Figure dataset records

• • • • • • •

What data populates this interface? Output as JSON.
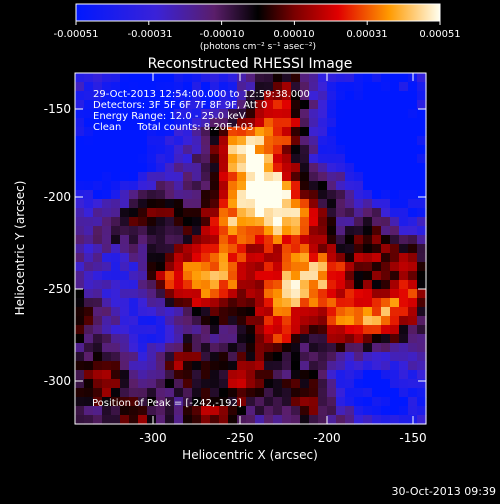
{
  "colorbar": {
    "tick_labels": [
      "-0.00051",
      "-0.00031",
      "-0.00010",
      "0.00010",
      "0.00031",
      "0.00051"
    ],
    "units_label": "(photons cm⁻² s⁻¹ asec⁻²)",
    "range": [
      -0.00051,
      0.00051
    ]
  },
  "image": {
    "title": "Reconstructed RHESSI Image",
    "x_label": "Heliocentric X (arcsec)",
    "y_label": "Heliocentric Y (arcsec)",
    "x_ticks": [
      "-300",
      "-250",
      "-200",
      "-150"
    ],
    "y_ticks": [
      "-150",
      "-200",
      "-250",
      "-300"
    ],
    "x_range": [
      -345,
      -150
    ],
    "y_range": [
      -325,
      -130
    ],
    "info_lines": [
      "29-Oct-2013 12:54:00.000 to 12:59:38.000",
      "Detectors: 3F 5F 6F 7F 8F 9F, Att 0",
      "Energy Range: 12.0 - 25.0 keV",
      "Clean     Total counts: 8.20E+03"
    ],
    "peak_label": "Position of Peak = [-242,-192]",
    "peak": [
      -242,
      -192
    ]
  },
  "timestamp": "30-Oct-2013 09:39"
}
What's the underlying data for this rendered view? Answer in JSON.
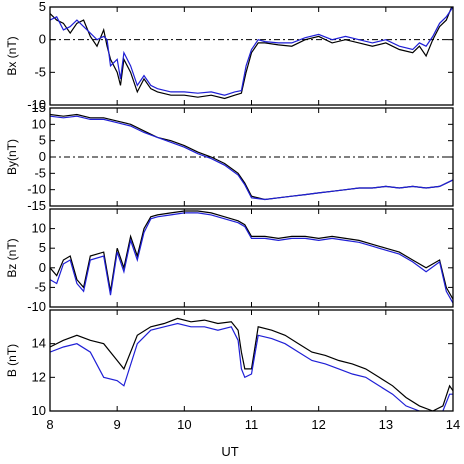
{
  "chart_data": {
    "type": "line",
    "xlabel": "UT",
    "xlim": [
      8,
      14
    ],
    "xticks": [
      8,
      9,
      10,
      11,
      12,
      13,
      14
    ],
    "xtick_labels": [
      "8",
      "9",
      "10",
      "11",
      "12",
      "13",
      "14"
    ],
    "series_colors": {
      "black": "#000000",
      "blue": "#1f1fd6"
    },
    "panels": [
      {
        "id": "bx",
        "ylabel": "Bx (nT)",
        "ylim": [
          -10,
          5
        ],
        "yticks": [
          -10,
          -5,
          0,
          5
        ],
        "ytick_labels": [
          "-10",
          "-5",
          "0",
          "5"
        ],
        "zero_line": true,
        "series": [
          {
            "color": "black",
            "x": [
              8.0,
              8.1,
              8.2,
              8.3,
              8.4,
              8.5,
              8.6,
              8.7,
              8.8,
              8.85,
              8.9,
              9.0,
              9.05,
              9.1,
              9.2,
              9.3,
              9.4,
              9.5,
              9.6,
              9.8,
              10.0,
              10.2,
              10.4,
              10.6,
              10.75,
              10.85,
              10.92,
              11.0,
              11.1,
              11.2,
              11.4,
              11.6,
              11.8,
              12.0,
              12.2,
              12.4,
              12.6,
              12.8,
              13.0,
              13.2,
              13.4,
              13.5,
              13.6,
              13.7,
              13.8,
              13.9,
              14.0
            ],
            "y": [
              4,
              3,
              2.5,
              1,
              2.5,
              3,
              0.5,
              -1,
              1.5,
              -1,
              -3,
              -5,
              -7,
              -3,
              -5,
              -8,
              -6,
              -7.5,
              -8,
              -8.5,
              -8.5,
              -8.8,
              -8.5,
              -9,
              -8.5,
              -8.2,
              -5,
              -2,
              -0.5,
              -0.5,
              -0.8,
              -1,
              0,
              0.5,
              -0.5,
              0,
              -0.5,
              -1,
              -0.5,
              -1.5,
              -2,
              -1,
              -2.5,
              0,
              2,
              3,
              5.5
            ]
          },
          {
            "color": "blue",
            "x": [
              8.0,
              8.1,
              8.2,
              8.3,
              8.4,
              8.5,
              8.6,
              8.7,
              8.8,
              8.85,
              8.9,
              9.0,
              9.05,
              9.1,
              9.2,
              9.3,
              9.4,
              9.5,
              9.6,
              9.8,
              10.0,
              10.2,
              10.4,
              10.6,
              10.75,
              10.85,
              10.92,
              11.0,
              11.1,
              11.2,
              11.4,
              11.6,
              11.8,
              12.0,
              12.2,
              12.4,
              12.6,
              12.8,
              13.0,
              13.2,
              13.4,
              13.5,
              13.6,
              13.7,
              13.8,
              13.9,
              14.0
            ],
            "y": [
              3,
              3.5,
              1.5,
              2,
              3,
              2,
              1,
              0,
              0.5,
              0,
              -4,
              -3,
              -6,
              -2,
              -4,
              -7,
              -5.5,
              -7,
              -7.5,
              -8,
              -8,
              -8.2,
              -8,
              -8.5,
              -8,
              -7.8,
              -4,
              -1.5,
              0,
              -0.3,
              -0.5,
              -0.5,
              0.3,
              0.8,
              0,
              0.5,
              0,
              -0.5,
              0,
              -1,
              -1.5,
              -0.5,
              -1,
              0.5,
              2.5,
              3.5,
              5
            ]
          }
        ]
      },
      {
        "id": "by",
        "ylabel": "By(nT)",
        "ylim": [
          -15,
          15
        ],
        "yticks": [
          -15,
          -10,
          -5,
          0,
          5,
          10,
          15
        ],
        "ytick_labels": [
          "-15",
          "-10",
          "-5",
          "0",
          "5",
          "10",
          "15"
        ],
        "zero_line": true,
        "series": [
          {
            "color": "black",
            "x": [
              8.0,
              8.2,
              8.4,
              8.6,
              8.8,
              9.0,
              9.2,
              9.4,
              9.6,
              9.8,
              10.0,
              10.2,
              10.4,
              10.6,
              10.8,
              10.9,
              11.0,
              11.2,
              11.4,
              11.6,
              11.8,
              12.0,
              12.2,
              12.4,
              12.6,
              12.8,
              13.0,
              13.2,
              13.4,
              13.6,
              13.8,
              14.0
            ],
            "y": [
              13,
              12.5,
              13,
              12,
              12,
              11,
              10,
              8,
              6,
              5,
              3.5,
              1.5,
              0,
              -2,
              -5,
              -8,
              -12,
              -13,
              -12.5,
              -12,
              -11.5,
              -11,
              -10.5,
              -10,
              -9.5,
              -9.5,
              -9,
              -9.5,
              -9,
              -9.5,
              -9,
              -7
            ]
          },
          {
            "color": "blue",
            "x": [
              8.0,
              8.2,
              8.4,
              8.6,
              8.8,
              9.0,
              9.2,
              9.4,
              9.6,
              9.8,
              10.0,
              10.2,
              10.4,
              10.6,
              10.8,
              10.9,
              11.0,
              11.2,
              11.4,
              11.6,
              11.8,
              12.0,
              12.2,
              12.4,
              12.6,
              12.8,
              13.0,
              13.2,
              13.4,
              13.6,
              13.8,
              14.0
            ],
            "y": [
              12.5,
              12,
              12.5,
              11.5,
              11.5,
              10.5,
              9.5,
              7.5,
              6,
              4.5,
              3,
              1,
              -0.5,
              -2.5,
              -5.5,
              -8.5,
              -12.5,
              -13,
              -12.5,
              -12,
              -11.5,
              -11,
              -10.5,
              -10,
              -9.5,
              -9.5,
              -9,
              -9.5,
              -9,
              -9.5,
              -9,
              -7
            ]
          }
        ]
      },
      {
        "id": "bz",
        "ylabel": "Bz (nT)",
        "ylim": [
          -10,
          15
        ],
        "yticks": [
          -10,
          -5,
          0,
          5,
          10
        ],
        "ytick_labels": [
          "-10",
          "-5",
          "0",
          "5",
          "10"
        ],
        "zero_line": false,
        "series": [
          {
            "color": "black",
            "x": [
              8.0,
              8.1,
              8.2,
              8.3,
              8.4,
              8.5,
              8.6,
              8.8,
              8.9,
              9.0,
              9.1,
              9.2,
              9.3,
              9.4,
              9.5,
              9.6,
              9.8,
              10.0,
              10.2,
              10.4,
              10.6,
              10.8,
              10.9,
              11.0,
              11.2,
              11.4,
              11.6,
              11.8,
              12.0,
              12.2,
              12.4,
              12.6,
              12.8,
              13.0,
              13.2,
              13.4,
              13.6,
              13.8,
              13.9,
              14.0
            ],
            "y": [
              0,
              -2,
              2,
              3,
              -3,
              -5,
              3,
              4,
              -6,
              5,
              0,
              8,
              3,
              10,
              13,
              13.5,
              14,
              14.5,
              14.5,
              14,
              13,
              12,
              11,
              8,
              8,
              7.5,
              8,
              8,
              7.5,
              8,
              7.5,
              7,
              6,
              5,
              4,
              2,
              0,
              2,
              -5,
              -8
            ]
          },
          {
            "color": "blue",
            "x": [
              8.0,
              8.1,
              8.2,
              8.3,
              8.4,
              8.5,
              8.6,
              8.8,
              8.9,
              9.0,
              9.1,
              9.2,
              9.3,
              9.4,
              9.5,
              9.6,
              9.8,
              10.0,
              10.2,
              10.4,
              10.6,
              10.8,
              10.9,
              11.0,
              11.2,
              11.4,
              11.6,
              11.8,
              12.0,
              12.2,
              12.4,
              12.6,
              12.8,
              13.0,
              13.2,
              13.4,
              13.6,
              13.8,
              13.9,
              14.0
            ],
            "y": [
              -3,
              -4,
              1,
              2,
              -4,
              -6,
              2,
              3,
              -7,
              4,
              -1,
              7,
              2,
              9,
              12.5,
              13,
              13.5,
              14,
              14,
              13.5,
              12.5,
              11.5,
              10.5,
              7.5,
              7.5,
              7,
              7.5,
              7.5,
              7,
              7.5,
              7,
              6.5,
              5.5,
              4.5,
              3.5,
              1.5,
              -1,
              1.5,
              -6,
              -9
            ]
          }
        ]
      },
      {
        "id": "b",
        "ylabel": "B (nT)",
        "ylim": [
          10,
          16
        ],
        "yticks": [
          10,
          12,
          14
        ],
        "ytick_labels": [
          "10",
          "12",
          "14"
        ],
        "zero_line": false,
        "series": [
          {
            "color": "black",
            "x": [
              8.0,
              8.2,
              8.4,
              8.6,
              8.8,
              9.0,
              9.1,
              9.3,
              9.5,
              9.7,
              9.9,
              10.1,
              10.3,
              10.5,
              10.7,
              10.8,
              10.85,
              10.9,
              11.0,
              11.1,
              11.3,
              11.5,
              11.7,
              11.9,
              12.1,
              12.3,
              12.5,
              12.7,
              12.9,
              13.1,
              13.3,
              13.5,
              13.7,
              13.85,
              13.95,
              14.0
            ],
            "y": [
              13.8,
              14.2,
              14.5,
              14.2,
              14,
              13,
              12.5,
              14.5,
              15,
              15.2,
              15.5,
              15.3,
              15.4,
              15.2,
              15.3,
              14.8,
              13.5,
              12.5,
              12.5,
              15,
              14.8,
              14.5,
              14,
              13.5,
              13.3,
              13,
              12.8,
              12.5,
              12,
              11.5,
              10.8,
              10.3,
              10,
              10.3,
              11.5,
              11.2
            ]
          },
          {
            "color": "blue",
            "x": [
              8.0,
              8.2,
              8.4,
              8.6,
              8.8,
              9.0,
              9.1,
              9.3,
              9.5,
              9.7,
              9.9,
              10.1,
              10.3,
              10.5,
              10.7,
              10.8,
              10.85,
              10.9,
              11.0,
              11.1,
              11.3,
              11.5,
              11.7,
              11.9,
              12.1,
              12.3,
              12.5,
              12.7,
              12.9,
              13.1,
              13.3,
              13.5,
              13.7,
              13.85,
              13.95,
              14.0
            ],
            "y": [
              13.5,
              13.8,
              14,
              13.5,
              12,
              11.8,
              11.5,
              14,
              14.8,
              15,
              15.2,
              15,
              15,
              14.8,
              15,
              14.2,
              12.5,
              12,
              12.2,
              14.5,
              14.3,
              14,
              13.5,
              13,
              12.8,
              12.5,
              12.2,
              12,
              11.5,
              11,
              10.3,
              10,
              9.8,
              10,
              11,
              11
            ]
          }
        ]
      }
    ]
  }
}
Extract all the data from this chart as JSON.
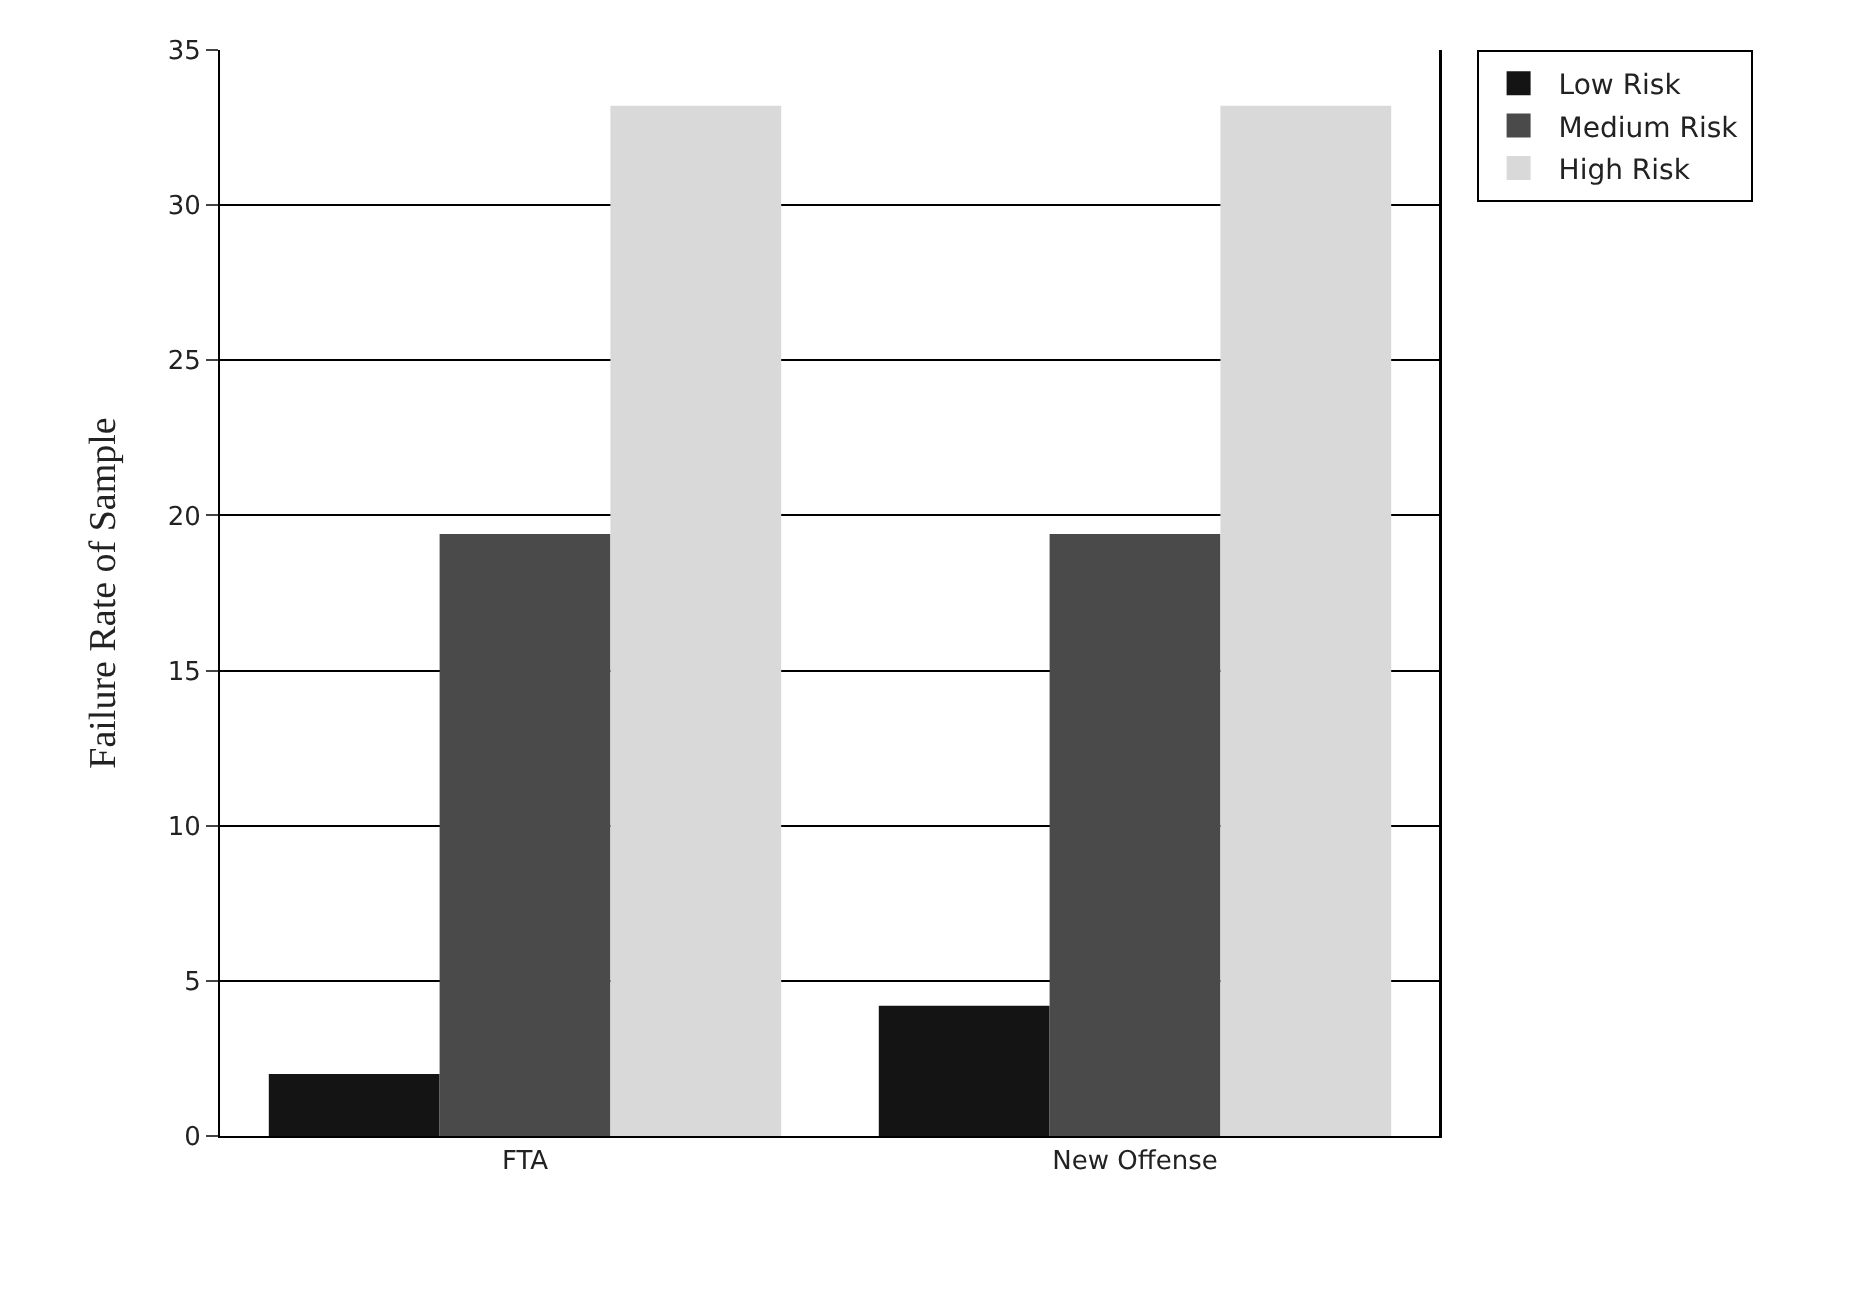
{
  "chart_data": {
    "type": "bar",
    "ylabel": "Failure Rate of Sample",
    "categories": [
      "FTA",
      "New Offense"
    ],
    "series": [
      {
        "name": "Low Risk",
        "color": "#141414",
        "values": [
          2.0,
          4.2
        ]
      },
      {
        "name": "Medium Risk",
        "color": "#4a4a4a",
        "values": [
          19.4,
          19.4
        ]
      },
      {
        "name": "High Risk",
        "color": "#d9d9d9",
        "values": [
          33.2,
          33.2
        ]
      }
    ],
    "ylim": [
      0,
      35
    ],
    "yticks": [
      0,
      5,
      10,
      15,
      20,
      25,
      30,
      35
    ],
    "grid": "y",
    "legend": "top right"
  }
}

• • • • • • •

### Your task:
Return each line of the listing that holds the string "this".

### Final result:
What data populates this interface? Output as JSON.
What's the underlying data for this rendered view? Answer in JSON.
Extract all the data from this chart as JSON.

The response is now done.